** Problem to work on **
Check each line of the data for "Eksperimentalna" and select those that have it.

┌─ Supplied records

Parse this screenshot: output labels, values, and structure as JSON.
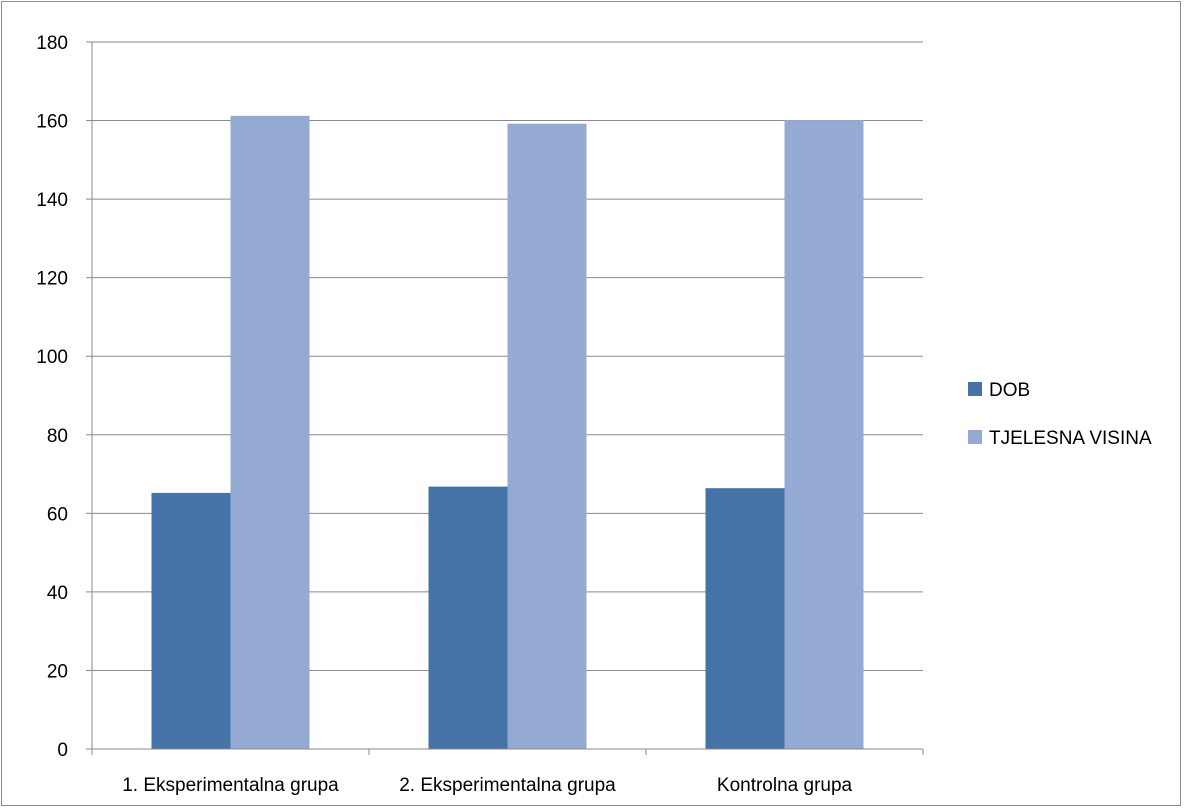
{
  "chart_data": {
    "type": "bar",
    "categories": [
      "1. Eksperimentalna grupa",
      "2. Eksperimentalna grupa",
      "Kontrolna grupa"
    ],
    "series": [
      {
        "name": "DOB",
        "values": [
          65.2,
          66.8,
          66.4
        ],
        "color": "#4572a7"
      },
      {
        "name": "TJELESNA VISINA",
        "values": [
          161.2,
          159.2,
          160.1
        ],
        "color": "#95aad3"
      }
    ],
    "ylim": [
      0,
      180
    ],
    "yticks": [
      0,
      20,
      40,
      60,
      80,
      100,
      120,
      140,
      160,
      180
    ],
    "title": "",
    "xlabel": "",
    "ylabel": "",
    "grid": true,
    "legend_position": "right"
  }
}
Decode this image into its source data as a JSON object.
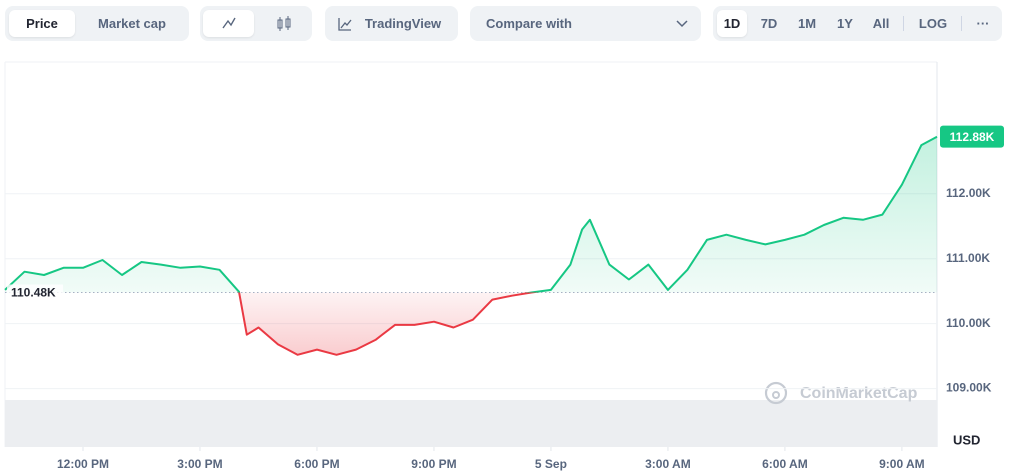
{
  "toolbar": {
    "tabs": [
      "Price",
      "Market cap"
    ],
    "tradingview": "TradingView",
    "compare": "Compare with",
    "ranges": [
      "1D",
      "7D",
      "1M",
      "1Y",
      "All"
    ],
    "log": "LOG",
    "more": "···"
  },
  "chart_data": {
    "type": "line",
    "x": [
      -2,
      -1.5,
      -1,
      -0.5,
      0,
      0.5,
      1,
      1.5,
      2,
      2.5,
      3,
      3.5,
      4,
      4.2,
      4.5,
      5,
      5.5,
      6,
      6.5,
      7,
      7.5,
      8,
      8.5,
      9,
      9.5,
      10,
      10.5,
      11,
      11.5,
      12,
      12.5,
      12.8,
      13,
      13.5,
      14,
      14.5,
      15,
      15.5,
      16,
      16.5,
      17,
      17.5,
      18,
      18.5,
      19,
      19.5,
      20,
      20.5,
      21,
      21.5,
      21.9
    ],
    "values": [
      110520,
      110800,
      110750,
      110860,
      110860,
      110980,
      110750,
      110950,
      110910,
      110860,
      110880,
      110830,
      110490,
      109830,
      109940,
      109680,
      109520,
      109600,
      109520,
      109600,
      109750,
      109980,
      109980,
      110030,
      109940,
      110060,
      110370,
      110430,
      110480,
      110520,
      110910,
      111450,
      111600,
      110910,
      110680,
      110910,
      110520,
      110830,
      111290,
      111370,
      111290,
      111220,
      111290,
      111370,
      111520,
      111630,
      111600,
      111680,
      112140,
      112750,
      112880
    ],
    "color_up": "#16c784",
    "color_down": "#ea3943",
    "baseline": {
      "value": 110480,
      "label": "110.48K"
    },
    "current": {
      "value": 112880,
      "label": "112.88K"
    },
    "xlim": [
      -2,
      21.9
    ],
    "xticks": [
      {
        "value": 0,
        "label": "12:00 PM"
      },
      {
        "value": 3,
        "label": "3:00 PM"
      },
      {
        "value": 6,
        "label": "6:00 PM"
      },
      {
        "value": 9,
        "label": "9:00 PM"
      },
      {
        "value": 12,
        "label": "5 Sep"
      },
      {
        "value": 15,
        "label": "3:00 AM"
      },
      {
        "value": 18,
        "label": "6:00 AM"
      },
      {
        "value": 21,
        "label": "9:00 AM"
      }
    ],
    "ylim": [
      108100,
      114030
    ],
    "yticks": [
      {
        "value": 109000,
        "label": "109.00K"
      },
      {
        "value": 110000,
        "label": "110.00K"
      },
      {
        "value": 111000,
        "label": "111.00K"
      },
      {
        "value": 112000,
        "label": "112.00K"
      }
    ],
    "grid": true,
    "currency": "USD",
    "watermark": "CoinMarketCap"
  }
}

└─

** Complete response **
      "1. Eksperimentalna grupa",
      "2. Eksperimentalna grupa",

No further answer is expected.